Source records:

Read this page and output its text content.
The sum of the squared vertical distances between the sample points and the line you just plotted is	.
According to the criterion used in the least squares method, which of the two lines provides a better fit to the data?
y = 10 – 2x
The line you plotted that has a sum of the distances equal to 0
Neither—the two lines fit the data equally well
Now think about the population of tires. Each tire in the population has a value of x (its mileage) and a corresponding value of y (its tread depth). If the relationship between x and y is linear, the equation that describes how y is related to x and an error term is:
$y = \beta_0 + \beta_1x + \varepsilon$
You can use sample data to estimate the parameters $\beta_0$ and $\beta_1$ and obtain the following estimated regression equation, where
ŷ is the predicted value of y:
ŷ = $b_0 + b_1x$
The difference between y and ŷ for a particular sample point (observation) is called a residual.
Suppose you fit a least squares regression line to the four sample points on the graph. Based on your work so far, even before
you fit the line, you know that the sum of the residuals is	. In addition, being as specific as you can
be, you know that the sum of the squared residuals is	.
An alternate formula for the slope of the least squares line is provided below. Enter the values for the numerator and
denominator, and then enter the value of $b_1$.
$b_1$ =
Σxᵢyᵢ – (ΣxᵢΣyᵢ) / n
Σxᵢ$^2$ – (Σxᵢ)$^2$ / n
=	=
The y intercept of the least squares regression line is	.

==

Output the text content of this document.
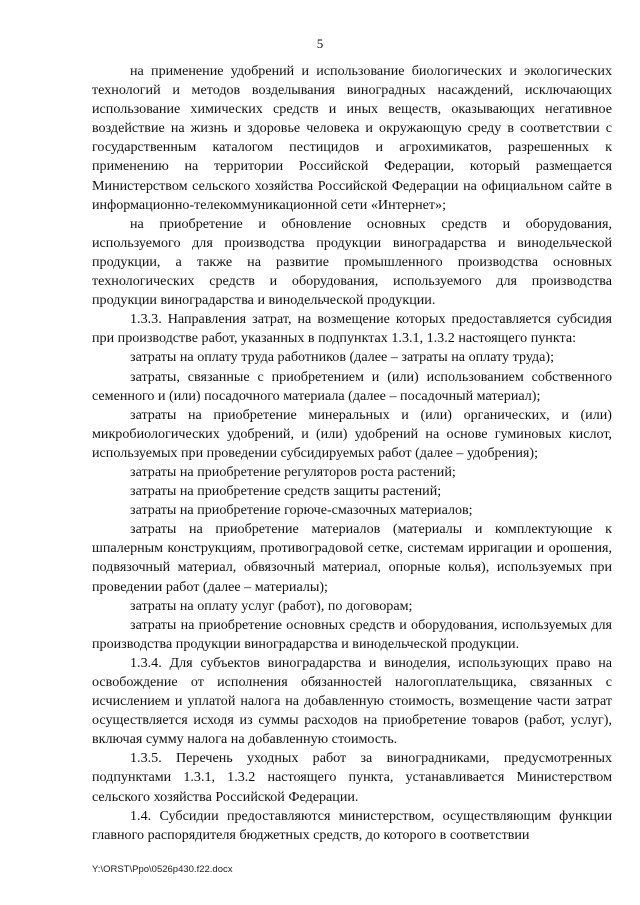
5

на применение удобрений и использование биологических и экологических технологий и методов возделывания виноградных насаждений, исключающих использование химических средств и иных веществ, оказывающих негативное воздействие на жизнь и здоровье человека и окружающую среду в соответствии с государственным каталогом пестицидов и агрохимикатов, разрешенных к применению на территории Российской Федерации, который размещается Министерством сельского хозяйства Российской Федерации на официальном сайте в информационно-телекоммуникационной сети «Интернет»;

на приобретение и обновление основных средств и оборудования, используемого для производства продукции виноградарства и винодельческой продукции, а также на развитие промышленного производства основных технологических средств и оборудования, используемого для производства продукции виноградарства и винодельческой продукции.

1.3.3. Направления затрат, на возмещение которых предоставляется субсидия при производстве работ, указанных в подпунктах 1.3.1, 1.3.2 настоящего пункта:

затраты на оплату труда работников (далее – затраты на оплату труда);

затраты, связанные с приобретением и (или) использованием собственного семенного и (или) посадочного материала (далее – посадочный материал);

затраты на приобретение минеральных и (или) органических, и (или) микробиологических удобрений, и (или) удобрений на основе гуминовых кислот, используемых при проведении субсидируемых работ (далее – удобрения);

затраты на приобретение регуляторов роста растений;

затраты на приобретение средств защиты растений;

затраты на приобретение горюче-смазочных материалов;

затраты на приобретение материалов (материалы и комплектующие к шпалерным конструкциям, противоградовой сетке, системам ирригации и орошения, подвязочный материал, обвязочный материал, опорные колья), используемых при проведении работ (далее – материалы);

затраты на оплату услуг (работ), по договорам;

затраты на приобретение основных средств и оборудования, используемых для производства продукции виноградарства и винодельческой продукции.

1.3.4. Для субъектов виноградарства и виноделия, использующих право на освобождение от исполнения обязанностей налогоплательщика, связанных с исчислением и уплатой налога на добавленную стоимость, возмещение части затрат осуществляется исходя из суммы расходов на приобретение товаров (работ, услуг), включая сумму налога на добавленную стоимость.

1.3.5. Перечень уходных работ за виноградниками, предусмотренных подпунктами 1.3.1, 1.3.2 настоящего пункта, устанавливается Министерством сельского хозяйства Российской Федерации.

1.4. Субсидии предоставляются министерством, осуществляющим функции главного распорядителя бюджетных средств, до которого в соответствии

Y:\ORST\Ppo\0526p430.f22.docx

_SHORT PROBLEM_: Using the listing above, return all lines where the word "соответствии" occurs.

_FINAL RESULT_:
на применение удобрений и использование биологических и экологических технологий и методов возделывания виноградных насаждений, исключающих использование химических средств и иных веществ, оказывающих негативное воздействие на жизнь и здоровье человека и окружающую среду в соответствии с государственным каталогом пестицидов и агрохимикатов, разрешенных к применению на территории Российской Федерации, который размещается Министерством сельского хозяйства Российской Федерации на официальном сайте в информационно-телекоммуникационной сети «Интернет»;
1.4. Субсидии предоставляются министерством, осуществляющим функции главного распорядителя бюджетных средств, до которого в соответствии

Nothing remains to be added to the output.